# Task brief
Filter the entries below, keeping only lines with the word "本小题满分".

# Records provided
┌──

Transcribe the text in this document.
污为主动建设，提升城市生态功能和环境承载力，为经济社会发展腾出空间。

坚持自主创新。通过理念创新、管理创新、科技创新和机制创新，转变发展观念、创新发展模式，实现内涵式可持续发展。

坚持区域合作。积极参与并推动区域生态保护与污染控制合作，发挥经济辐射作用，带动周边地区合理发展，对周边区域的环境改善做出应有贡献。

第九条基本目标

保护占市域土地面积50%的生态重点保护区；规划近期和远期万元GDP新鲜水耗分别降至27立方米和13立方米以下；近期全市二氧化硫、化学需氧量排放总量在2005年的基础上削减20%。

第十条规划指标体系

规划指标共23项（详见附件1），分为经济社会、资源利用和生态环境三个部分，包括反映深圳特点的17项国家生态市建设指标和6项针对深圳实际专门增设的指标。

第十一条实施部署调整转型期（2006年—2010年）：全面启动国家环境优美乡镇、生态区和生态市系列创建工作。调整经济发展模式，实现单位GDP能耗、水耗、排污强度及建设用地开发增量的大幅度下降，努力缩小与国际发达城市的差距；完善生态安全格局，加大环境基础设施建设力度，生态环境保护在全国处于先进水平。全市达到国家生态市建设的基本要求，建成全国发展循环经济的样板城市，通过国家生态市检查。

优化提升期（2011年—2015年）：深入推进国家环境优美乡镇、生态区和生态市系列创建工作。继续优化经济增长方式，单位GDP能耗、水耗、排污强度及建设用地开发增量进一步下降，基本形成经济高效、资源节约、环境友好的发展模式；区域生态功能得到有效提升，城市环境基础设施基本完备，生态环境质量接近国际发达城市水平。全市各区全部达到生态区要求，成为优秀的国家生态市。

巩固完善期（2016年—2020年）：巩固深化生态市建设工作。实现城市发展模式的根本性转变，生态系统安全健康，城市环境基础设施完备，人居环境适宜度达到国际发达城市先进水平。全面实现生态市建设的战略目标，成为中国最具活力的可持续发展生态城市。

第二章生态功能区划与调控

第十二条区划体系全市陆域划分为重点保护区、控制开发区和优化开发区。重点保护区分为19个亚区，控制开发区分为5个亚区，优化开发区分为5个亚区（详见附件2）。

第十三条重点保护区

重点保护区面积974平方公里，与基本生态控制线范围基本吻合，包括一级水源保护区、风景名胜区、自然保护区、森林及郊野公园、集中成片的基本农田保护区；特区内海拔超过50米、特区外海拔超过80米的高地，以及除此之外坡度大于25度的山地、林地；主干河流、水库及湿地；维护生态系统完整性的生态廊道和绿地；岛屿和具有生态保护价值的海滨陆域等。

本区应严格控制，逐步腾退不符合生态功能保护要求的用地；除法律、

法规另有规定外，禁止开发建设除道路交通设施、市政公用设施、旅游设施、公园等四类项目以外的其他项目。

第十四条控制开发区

└──
┌──

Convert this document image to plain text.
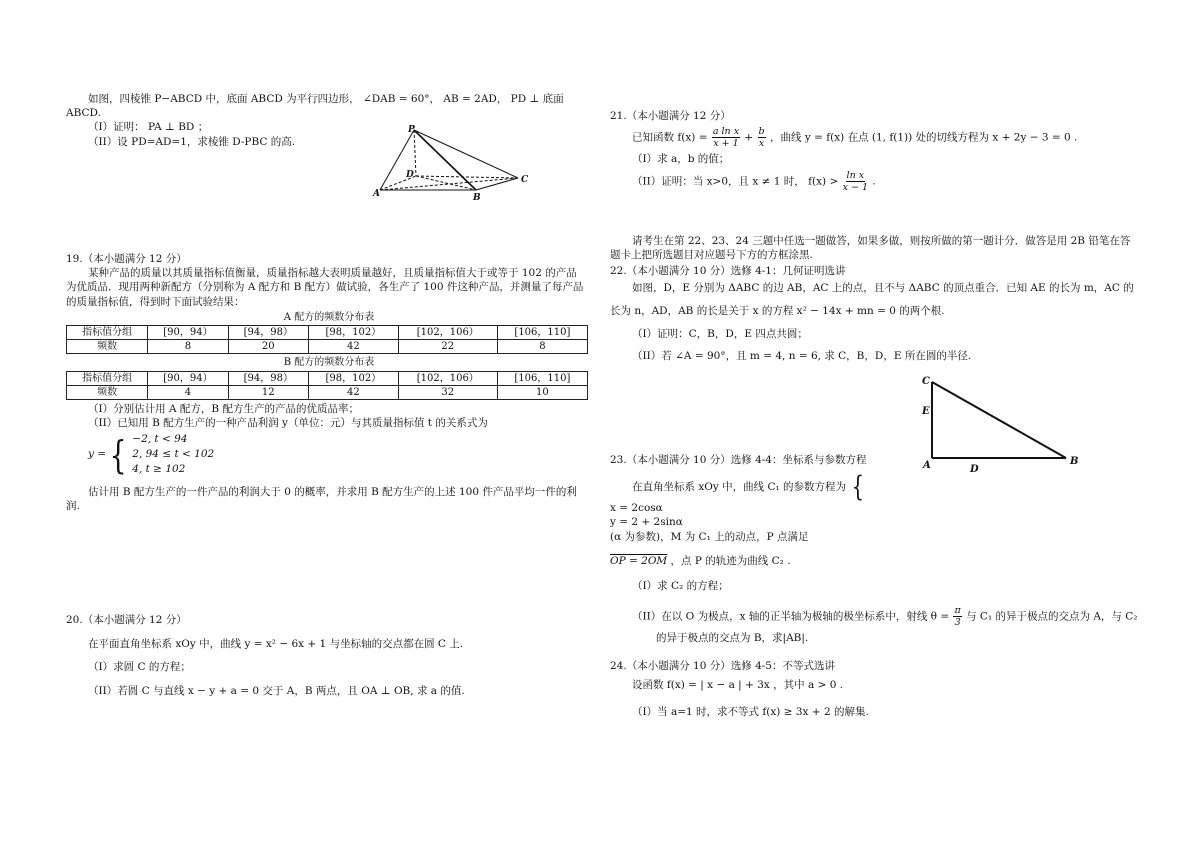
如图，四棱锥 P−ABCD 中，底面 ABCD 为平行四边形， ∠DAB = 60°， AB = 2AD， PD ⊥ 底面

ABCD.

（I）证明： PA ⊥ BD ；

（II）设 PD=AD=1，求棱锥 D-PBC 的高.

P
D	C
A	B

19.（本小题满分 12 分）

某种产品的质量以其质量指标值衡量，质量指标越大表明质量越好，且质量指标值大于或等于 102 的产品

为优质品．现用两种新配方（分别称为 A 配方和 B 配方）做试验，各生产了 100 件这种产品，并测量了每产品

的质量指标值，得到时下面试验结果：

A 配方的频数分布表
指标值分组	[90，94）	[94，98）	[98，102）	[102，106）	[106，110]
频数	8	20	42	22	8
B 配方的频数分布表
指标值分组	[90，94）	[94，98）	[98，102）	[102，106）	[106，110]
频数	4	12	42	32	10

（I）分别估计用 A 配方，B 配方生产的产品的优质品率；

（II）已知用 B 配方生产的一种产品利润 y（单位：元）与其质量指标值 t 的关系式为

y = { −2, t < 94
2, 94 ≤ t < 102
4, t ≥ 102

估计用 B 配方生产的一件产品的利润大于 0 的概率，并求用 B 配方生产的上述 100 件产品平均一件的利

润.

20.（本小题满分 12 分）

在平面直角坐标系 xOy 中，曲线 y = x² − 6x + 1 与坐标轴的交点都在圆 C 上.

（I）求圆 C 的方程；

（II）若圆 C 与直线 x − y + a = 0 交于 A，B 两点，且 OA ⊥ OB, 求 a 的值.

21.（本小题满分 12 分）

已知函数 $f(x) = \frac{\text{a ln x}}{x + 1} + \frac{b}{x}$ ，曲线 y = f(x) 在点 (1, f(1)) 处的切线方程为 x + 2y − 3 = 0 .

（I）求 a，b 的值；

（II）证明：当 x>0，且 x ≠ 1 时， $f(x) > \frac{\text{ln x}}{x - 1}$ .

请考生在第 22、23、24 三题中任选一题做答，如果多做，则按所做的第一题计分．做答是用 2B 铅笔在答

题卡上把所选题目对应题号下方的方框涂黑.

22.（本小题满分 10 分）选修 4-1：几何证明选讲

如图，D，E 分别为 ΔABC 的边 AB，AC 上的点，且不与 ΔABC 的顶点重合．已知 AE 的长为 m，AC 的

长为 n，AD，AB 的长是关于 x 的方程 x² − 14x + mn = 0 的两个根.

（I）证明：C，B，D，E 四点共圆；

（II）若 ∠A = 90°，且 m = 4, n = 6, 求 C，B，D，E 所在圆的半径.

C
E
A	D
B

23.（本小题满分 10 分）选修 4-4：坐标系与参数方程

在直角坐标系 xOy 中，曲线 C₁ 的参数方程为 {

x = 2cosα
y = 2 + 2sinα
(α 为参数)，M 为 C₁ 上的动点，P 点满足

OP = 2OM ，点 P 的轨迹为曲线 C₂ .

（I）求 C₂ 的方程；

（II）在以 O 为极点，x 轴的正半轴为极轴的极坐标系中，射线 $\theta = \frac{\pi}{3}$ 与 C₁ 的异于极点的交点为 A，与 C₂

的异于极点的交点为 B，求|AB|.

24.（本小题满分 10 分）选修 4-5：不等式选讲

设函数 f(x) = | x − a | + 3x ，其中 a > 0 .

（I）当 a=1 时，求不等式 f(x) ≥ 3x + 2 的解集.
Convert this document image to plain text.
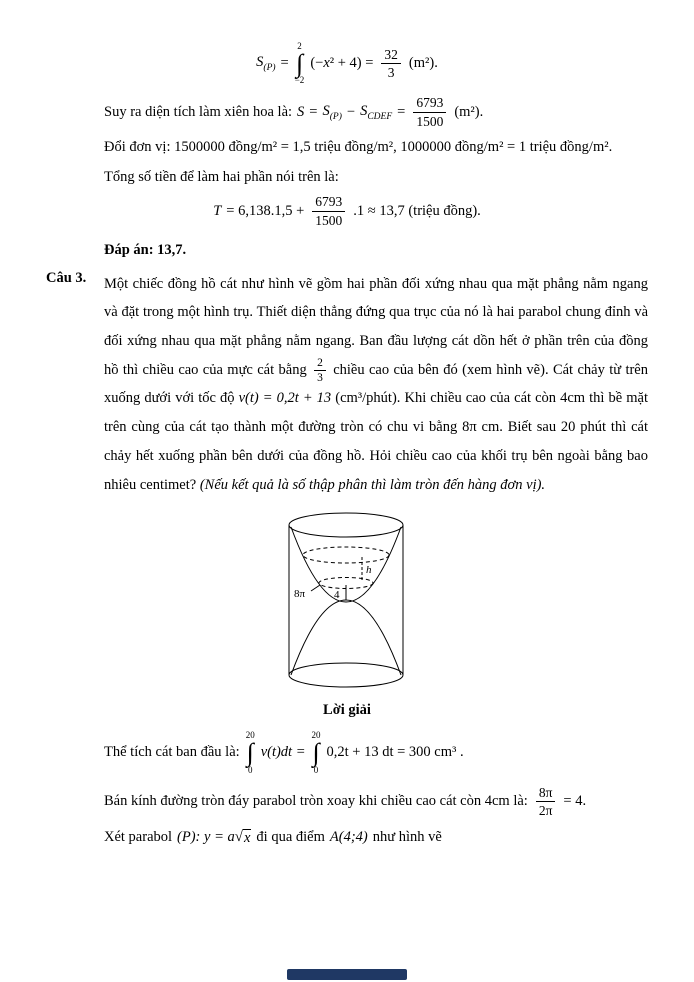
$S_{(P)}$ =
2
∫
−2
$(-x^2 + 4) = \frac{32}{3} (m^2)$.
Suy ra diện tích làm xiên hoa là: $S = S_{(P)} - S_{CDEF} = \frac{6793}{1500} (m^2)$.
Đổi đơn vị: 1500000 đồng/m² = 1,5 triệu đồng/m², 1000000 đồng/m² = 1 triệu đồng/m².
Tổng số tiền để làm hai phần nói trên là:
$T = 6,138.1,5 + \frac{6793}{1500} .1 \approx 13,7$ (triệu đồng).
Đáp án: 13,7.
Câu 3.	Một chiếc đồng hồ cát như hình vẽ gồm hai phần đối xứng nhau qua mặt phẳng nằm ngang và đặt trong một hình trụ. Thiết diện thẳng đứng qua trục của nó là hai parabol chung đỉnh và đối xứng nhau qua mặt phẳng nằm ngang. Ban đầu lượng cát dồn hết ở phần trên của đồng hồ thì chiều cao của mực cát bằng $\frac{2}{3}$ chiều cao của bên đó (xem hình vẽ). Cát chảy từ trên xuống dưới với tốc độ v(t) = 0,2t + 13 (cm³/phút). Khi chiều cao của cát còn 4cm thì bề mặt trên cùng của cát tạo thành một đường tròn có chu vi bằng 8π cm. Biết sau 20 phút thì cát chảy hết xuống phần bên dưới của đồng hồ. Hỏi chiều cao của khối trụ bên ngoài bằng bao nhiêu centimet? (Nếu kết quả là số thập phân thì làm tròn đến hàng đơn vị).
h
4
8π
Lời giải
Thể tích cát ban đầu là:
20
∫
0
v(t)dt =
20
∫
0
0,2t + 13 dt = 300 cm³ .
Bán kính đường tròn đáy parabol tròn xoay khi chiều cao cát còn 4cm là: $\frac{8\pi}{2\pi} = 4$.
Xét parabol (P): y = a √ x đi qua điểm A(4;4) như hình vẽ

└──
┌──

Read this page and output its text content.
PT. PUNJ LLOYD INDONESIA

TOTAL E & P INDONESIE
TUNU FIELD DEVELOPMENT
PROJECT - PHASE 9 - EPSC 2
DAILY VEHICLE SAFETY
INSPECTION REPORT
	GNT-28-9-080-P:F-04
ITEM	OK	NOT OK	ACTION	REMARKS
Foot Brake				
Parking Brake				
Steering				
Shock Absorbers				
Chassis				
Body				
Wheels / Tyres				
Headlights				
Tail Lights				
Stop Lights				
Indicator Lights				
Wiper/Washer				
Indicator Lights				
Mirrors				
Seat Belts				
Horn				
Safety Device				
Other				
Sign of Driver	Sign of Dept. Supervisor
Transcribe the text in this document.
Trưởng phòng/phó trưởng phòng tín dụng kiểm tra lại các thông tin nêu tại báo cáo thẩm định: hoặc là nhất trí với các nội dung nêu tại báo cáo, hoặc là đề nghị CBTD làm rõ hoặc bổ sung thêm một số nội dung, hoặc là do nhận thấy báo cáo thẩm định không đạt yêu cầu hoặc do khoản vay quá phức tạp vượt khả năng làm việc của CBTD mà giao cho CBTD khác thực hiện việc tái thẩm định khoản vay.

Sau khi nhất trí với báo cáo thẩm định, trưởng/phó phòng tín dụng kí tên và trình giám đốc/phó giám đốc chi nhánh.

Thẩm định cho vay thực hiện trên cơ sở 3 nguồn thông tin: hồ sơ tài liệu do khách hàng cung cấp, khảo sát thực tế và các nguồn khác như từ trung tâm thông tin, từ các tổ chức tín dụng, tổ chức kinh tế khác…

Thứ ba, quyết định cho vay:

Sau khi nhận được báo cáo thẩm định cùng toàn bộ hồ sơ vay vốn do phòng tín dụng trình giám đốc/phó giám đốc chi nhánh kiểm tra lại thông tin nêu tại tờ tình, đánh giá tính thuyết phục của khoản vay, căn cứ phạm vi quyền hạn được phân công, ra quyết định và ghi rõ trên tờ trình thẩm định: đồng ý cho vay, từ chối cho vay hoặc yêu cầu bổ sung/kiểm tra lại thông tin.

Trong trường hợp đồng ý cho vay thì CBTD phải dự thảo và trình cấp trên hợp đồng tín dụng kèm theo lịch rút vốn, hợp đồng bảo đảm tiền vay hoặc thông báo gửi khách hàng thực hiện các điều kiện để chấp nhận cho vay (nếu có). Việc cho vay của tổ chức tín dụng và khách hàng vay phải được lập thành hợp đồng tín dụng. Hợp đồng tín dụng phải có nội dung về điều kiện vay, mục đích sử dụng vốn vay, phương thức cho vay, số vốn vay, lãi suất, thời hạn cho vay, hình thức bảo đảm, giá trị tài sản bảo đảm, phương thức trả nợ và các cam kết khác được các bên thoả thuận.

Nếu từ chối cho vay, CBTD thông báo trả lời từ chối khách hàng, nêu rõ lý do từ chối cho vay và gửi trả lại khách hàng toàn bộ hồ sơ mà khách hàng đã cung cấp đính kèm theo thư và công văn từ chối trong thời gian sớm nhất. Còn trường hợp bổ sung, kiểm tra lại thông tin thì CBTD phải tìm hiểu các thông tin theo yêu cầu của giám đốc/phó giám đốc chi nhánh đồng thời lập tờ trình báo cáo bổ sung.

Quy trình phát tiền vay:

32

└──

# Answer below
19.（本小题满分 12 分）
20.（本小题满分 12 分）
21.（本小题满分 12 分）
22.（本小题满分 10 分）选修 4-1：几何证明选讲
23.（本小题满分 10 分）选修 4-4：坐标系与参数方程
24.（本小题满分 10 分）选修 4-5：不等式选讲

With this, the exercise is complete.